* [A run of records]:
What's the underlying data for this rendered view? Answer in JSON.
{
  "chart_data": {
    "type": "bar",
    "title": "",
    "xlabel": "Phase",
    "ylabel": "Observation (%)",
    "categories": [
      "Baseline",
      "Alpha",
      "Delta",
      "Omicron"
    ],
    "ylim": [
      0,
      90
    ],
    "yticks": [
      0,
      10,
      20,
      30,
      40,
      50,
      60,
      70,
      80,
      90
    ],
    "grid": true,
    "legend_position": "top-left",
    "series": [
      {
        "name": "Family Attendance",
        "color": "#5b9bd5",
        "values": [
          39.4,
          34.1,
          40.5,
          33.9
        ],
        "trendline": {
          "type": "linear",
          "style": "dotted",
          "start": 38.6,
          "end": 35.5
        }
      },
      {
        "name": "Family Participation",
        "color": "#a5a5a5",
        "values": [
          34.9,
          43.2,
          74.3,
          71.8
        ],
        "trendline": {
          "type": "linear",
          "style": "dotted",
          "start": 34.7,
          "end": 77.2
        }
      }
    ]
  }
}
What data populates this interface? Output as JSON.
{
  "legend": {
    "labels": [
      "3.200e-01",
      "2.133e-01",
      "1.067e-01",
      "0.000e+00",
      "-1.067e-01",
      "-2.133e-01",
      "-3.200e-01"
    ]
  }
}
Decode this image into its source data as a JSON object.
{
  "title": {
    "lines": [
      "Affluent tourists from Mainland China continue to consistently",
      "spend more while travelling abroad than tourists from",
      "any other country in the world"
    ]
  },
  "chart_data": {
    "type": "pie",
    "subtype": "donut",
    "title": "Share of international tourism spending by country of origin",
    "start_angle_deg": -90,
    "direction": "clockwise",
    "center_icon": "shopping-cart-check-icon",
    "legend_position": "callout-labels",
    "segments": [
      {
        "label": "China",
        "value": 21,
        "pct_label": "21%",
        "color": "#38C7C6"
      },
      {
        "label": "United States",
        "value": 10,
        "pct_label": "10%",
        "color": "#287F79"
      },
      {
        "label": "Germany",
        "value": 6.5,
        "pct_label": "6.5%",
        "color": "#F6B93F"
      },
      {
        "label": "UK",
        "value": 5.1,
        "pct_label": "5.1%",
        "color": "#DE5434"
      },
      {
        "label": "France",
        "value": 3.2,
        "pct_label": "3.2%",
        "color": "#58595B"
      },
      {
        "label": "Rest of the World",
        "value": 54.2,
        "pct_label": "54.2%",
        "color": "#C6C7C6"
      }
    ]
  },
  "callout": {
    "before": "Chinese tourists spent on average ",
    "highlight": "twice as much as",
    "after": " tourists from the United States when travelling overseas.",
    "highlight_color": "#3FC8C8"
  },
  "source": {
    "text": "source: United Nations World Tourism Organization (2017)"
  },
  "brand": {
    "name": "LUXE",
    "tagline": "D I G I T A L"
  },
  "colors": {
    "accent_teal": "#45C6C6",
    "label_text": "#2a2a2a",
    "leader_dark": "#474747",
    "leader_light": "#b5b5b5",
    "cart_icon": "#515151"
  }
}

* [GOAL]:
Write every record out again, unaltered.

* [WORKED ANSWER]:
What's the underlying data for this rendered view? Answer in JSON.
{
  "chart_data": {
    "type": "bar",
    "title": "",
    "xlabel": "Phase",
    "ylabel": "Observation (%)",
    "categories": [
      "Baseline",
      "Alpha",
      "Delta",
      "Omicron"
    ],
    "ylim": [
      0,
      90
    ],
    "yticks": [
      0,
      10,
      20,
      30,
      40,
      50,
      60,
      70,
      80,
      90
    ],
    "grid": true,
    "legend_position": "top-left",
    "series": [
      {
        "name": "Family Attendance",
        "color": "#5b9bd5",
        "values": [
          39.4,
          34.1,
          40.5,
          33.9
        ],
        "trendline": {
          "type": "linear",
          "style": "dotted",
          "start": 38.6,
          "end": 35.5
        }
      },
      {
        "name": "Family Participation",
        "color": "#a5a5a5",
        "values": [
          34.9,
          43.2,
          74.3,
          71.8
        ],
        "trendline": {
          "type": "linear",
          "style": "dotted",
          "start": 34.7,
          "end": 77.2
        }
      }
    ]
  }
}
What data populates this interface? Output as JSON.
{
  "legend": {
    "labels": [
      "3.200e-01",
      "2.133e-01",
      "1.067e-01",
      "0.000e+00",
      "-1.067e-01",
      "-2.133e-01",
      "-3.200e-01"
    ]
  }
}
Decode this image into its source data as a JSON object.
{
  "title": {
    "lines": [
      "Affluent tourists from Mainland China continue to consistently",
      "spend more while travelling abroad than tourists from",
      "any other country in the world"
    ]
  },
  "chart_data": {
    "type": "pie",
    "subtype": "donut",
    "title": "Share of international tourism spending by country of origin",
    "start_angle_deg": -90,
    "direction": "clockwise",
    "center_icon": "shopping-cart-check-icon",
    "legend_position": "callout-labels",
    "segments": [
      {
        "label": "China",
        "value": 21,
        "pct_label": "21%",
        "color": "#38C7C6"
      },
      {
        "label": "United States",
        "value": 10,
        "pct_label": "10%",
        "color": "#287F79"
      },
      {
        "label": "Germany",
        "value": 6.5,
        "pct_label": "6.5%",
        "color": "#F6B93F"
      },
      {
        "label": "UK",
        "value": 5.1,
        "pct_label": "5.1%",
        "color": "#DE5434"
      },
      {
        "label": "France",
        "value": 3.2,
        "pct_label": "3.2%",
        "color": "#58595B"
      },
      {
        "label": "Rest of the World",
        "value": 54.2,
        "pct_label": "54.2%",
        "color": "#C6C7C6"
      }
    ]
  },
  "callout": {
    "before": "Chinese tourists spent on average ",
    "highlight": "twice as much as",
    "after": " tourists from the United States when travelling overseas.",
    "highlight_color": "#3FC8C8"
  },
  "source": {
    "text": "source: United Nations World Tourism Organization (2017)"
  },
  "brand": {
    "name": "LUXE",
    "tagline": "D I G I T A L"
  },
  "colors": {
    "accent_teal": "#45C6C6",
    "label_text": "#2a2a2a",
    "leader_dark": "#474747",
    "leader_light": "#b5b5b5",
    "cart_icon": "#515151"
  }
}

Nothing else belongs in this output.